/---

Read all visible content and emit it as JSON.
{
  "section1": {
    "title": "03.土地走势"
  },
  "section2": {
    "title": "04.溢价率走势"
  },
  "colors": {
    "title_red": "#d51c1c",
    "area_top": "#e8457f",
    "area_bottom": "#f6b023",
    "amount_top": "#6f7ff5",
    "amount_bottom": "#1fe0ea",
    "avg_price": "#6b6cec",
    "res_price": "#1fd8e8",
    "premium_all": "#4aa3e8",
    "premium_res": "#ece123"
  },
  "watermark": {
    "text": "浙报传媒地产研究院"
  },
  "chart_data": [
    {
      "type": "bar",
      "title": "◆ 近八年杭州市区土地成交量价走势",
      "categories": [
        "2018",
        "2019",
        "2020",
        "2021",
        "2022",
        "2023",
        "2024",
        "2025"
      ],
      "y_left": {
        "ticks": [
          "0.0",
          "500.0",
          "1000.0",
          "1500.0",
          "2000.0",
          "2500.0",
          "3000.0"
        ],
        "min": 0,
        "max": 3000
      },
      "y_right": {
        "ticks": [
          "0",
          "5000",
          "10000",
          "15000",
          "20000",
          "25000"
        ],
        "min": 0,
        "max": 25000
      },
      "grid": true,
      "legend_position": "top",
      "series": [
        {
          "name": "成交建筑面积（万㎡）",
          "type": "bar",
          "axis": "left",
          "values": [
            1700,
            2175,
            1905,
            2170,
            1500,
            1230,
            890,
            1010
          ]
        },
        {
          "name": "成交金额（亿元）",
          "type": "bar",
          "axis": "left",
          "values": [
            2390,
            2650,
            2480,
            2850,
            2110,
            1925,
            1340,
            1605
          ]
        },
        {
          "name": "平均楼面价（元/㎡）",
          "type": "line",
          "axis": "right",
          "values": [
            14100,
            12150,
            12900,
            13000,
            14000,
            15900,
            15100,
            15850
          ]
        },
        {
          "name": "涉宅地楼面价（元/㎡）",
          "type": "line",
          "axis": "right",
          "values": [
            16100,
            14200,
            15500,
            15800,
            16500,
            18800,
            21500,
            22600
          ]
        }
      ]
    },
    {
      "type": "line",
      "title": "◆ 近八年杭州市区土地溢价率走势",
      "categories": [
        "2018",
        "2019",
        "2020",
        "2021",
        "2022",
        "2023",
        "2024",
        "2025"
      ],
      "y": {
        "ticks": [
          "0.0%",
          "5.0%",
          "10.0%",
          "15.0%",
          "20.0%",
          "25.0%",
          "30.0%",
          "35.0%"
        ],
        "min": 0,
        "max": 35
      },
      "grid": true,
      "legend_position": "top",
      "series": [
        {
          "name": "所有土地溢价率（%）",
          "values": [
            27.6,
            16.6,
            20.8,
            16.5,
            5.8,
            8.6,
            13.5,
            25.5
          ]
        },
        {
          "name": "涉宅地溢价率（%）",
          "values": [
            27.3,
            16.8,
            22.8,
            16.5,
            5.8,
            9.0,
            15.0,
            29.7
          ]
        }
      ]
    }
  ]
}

\---

**Stated exercise:** Go through the listing above and restate it word for word.

**Output for this task:**
Read all visible content and emit it as JSON.
{
  "section1": {
    "title": "03.土地走势"
  },
  "section2": {
    "title": "04.溢价率走势"
  },
  "colors": {
    "title_red": "#d51c1c",
    "area_top": "#e8457f",
    "area_bottom": "#f6b023",
    "amount_top": "#6f7ff5",
    "amount_bottom": "#1fe0ea",
    "avg_price": "#6b6cec",
    "res_price": "#1fd8e8",
    "premium_all": "#4aa3e8",
    "premium_res": "#ece123"
  },
  "watermark": {
    "text": "浙报传媒地产研究院"
  },
  "chart_data": [
    {
      "type": "bar",
      "title": "◆ 近八年杭州市区土地成交量价走势",
      "categories": [
        "2018",
        "2019",
        "2020",
        "2021",
        "2022",
        "2023",
        "2024",
        "2025"
      ],
      "y_left": {
        "ticks": [
          "0.0",
          "500.0",
          "1000.0",
          "1500.0",
          "2000.0",
          "2500.0",
          "3000.0"
        ],
        "min": 0,
        "max": 3000
      },
      "y_right": {
        "ticks": [
          "0",
          "5000",
          "10000",
          "15000",
          "20000",
          "25000"
        ],
        "min": 0,
        "max": 25000
      },
      "grid": true,
      "legend_position": "top",
      "series": [
        {
          "name": "成交建筑面积（万㎡）",
          "type": "bar",
          "axis": "left",
          "values": [
            1700,
            2175,
            1905,
            2170,
            1500,
            1230,
            890,
            1010
          ]
        },
        {
          "name": "成交金额（亿元）",
          "type": "bar",
          "axis": "left",
          "values": [
            2390,
            2650,
            2480,
            2850,
            2110,
            1925,
            1340,
            1605
          ]
        },
        {
          "name": "平均楼面价（元/㎡）",
          "type": "line",
          "axis": "right",
          "values": [
            14100,
            12150,
            12900,
            13000,
            14000,
            15900,
            15100,
            15850
          ]
        },
        {
          "name": "涉宅地楼面价（元/㎡）",
          "type": "line",
          "axis": "right",
          "values": [
            16100,
            14200,
            15500,
            15800,
            16500,
            18800,
            21500,
            22600
          ]
        }
      ]
    },
    {
      "type": "line",
      "title": "◆ 近八年杭州市区土地溢价率走势",
      "categories": [
        "2018",
        "2019",
        "2020",
        "2021",
        "2022",
        "2023",
        "2024",
        "2025"
      ],
      "y": {
        "ticks": [
          "0.0%",
          "5.0%",
          "10.0%",
          "15.0%",
          "20.0%",
          "25.0%",
          "30.0%",
          "35.0%"
        ],
        "min": 0,
        "max": 35
      },
      "grid": true,
      "legend_position": "top",
      "series": [
        {
          "name": "所有土地溢价率（%）",
          "values": [
            27.6,
            16.6,
            20.8,
            16.5,
            5.8,
            8.6,
            13.5,
            25.5
          ]
        },
        {
          "name": "涉宅地溢价率（%）",
          "values": [
            27.3,
            16.8,
            22.8,
            16.5,
            5.8,
            9.0,
            15.0,
            29.7
          ]
        }
      ]
    }
  ]
}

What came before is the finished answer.